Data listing

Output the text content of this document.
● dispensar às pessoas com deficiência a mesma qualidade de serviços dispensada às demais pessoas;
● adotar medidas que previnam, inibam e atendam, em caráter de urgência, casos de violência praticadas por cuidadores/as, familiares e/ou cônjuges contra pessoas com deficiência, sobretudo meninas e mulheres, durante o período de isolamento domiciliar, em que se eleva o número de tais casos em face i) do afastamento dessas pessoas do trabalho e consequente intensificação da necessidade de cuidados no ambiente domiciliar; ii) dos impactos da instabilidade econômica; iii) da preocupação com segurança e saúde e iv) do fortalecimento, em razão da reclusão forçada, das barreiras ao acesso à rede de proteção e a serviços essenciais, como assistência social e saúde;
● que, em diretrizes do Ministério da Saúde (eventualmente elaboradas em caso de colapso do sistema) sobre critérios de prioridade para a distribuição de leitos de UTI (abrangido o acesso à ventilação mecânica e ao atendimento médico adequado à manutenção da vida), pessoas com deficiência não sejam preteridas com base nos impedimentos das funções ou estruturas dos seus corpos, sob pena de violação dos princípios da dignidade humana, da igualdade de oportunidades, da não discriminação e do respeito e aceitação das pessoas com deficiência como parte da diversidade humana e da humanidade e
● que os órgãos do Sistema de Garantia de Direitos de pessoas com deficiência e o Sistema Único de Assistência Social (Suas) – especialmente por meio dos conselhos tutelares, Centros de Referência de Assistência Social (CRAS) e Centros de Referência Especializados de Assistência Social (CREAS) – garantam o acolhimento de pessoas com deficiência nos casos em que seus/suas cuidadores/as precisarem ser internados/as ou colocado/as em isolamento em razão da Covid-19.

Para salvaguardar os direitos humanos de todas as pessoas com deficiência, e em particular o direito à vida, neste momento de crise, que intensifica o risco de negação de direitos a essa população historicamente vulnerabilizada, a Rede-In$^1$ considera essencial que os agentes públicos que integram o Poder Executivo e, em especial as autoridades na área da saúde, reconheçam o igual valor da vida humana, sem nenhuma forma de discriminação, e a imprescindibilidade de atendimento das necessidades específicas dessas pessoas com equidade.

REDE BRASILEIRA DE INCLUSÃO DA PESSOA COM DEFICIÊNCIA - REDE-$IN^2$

==

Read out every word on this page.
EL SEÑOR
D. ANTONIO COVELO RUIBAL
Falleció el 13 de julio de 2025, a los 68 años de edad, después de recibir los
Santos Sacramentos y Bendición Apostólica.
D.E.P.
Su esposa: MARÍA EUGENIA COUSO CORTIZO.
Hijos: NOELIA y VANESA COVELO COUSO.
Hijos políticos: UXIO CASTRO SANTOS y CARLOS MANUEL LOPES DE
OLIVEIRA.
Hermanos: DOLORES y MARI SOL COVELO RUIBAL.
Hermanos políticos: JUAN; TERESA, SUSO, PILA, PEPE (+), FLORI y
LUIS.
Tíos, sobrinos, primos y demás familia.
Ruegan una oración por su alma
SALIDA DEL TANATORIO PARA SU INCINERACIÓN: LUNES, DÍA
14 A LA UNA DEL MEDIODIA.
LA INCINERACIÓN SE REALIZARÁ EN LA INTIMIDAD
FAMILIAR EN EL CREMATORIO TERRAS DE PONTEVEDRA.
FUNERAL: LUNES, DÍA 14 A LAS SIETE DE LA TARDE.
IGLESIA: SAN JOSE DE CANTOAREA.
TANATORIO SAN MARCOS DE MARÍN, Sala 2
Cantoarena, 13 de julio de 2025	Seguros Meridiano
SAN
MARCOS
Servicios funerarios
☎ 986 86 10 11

_Task requirements_
From the listing above, collect every line that mentions the word "this".

_Complete answer_
Output the text content of this document.
Read out every word on this page.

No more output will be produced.